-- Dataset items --
- - - -
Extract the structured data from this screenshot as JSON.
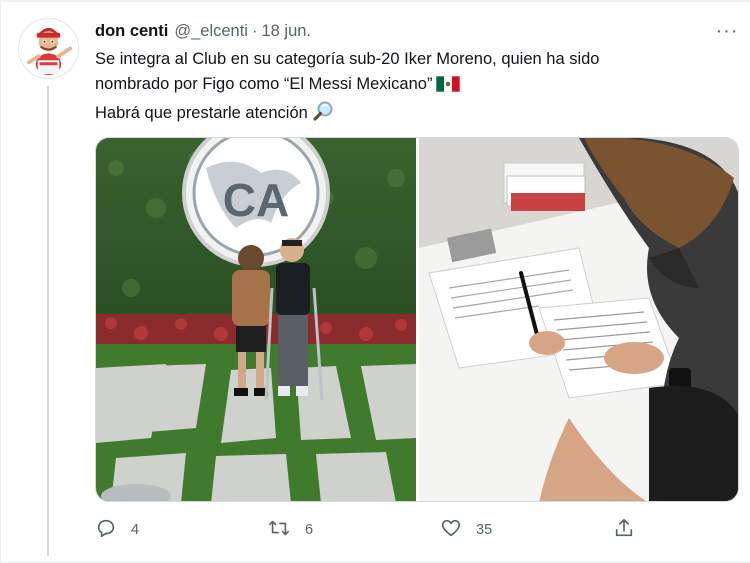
{
  "tweet": {
    "author_name": "don centi",
    "author_handle": "@_elcenti",
    "separator": "·",
    "date": "18 jun.",
    "more_label": "···",
    "text_line1": "Se integra al Club en su categoría sub-20 Iker Moreno, quien ha sido",
    "text_line2": "nombrado por Figo como “El Messi Mexicano”",
    "text_line3": "Habrá que prestarle atención",
    "emoji_line2": "mexico-flag-icon",
    "emoji_line3": "magnifying-glass-icon"
  },
  "media": {
    "left_photo": "club-america-crest-two-players-photo",
    "right_photo": "contract-signing-photo",
    "crest_text": "CA"
  },
  "actions": {
    "reply_count": "4",
    "retweet_count": "6",
    "like_count": "35",
    "reply_icon": "reply-icon",
    "retweet_icon": "retweet-icon",
    "like_icon": "heart-icon",
    "share_icon": "share-icon"
  },
  "colors": {
    "text": "#0f1419",
    "secondary": "#536471",
    "border": "#cfd9de"
  }
}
- - - -
-- WHAT TO WORK ON --
Write the entries above out in full, exactly, with no images.

-- TASK RESPONSE --
Extract the structured data from this screenshot as JSON.
{
  "tweet": {
    "author_name": "don centi",
    "author_handle": "@_elcenti",
    "separator": "·",
    "date": "18 jun.",
    "more_label": "···",
    "text_line1": "Se integra al Club en su categoría sub-20 Iker Moreno, quien ha sido",
    "text_line2": "nombrado por Figo como “El Messi Mexicano”",
    "text_line3": "Habrá que prestarle atención",
    "emoji_line2": "mexico-flag-icon",
    "emoji_line3": "magnifying-glass-icon"
  },
  "media": {
    "left_photo": "club-america-crest-two-players-photo",
    "right_photo": "contract-signing-photo",
    "crest_text": "CA"
  },
  "actions": {
    "reply_count": "4",
    "retweet_count": "6",
    "like_count": "35",
    "reply_icon": "reply-icon",
    "retweet_icon": "retweet-icon",
    "like_icon": "heart-icon",
    "share_icon": "share-icon"
  },
  "colors": {
    "text": "#0f1419",
    "secondary": "#536471",
    "border": "#cfd9de"
  }
}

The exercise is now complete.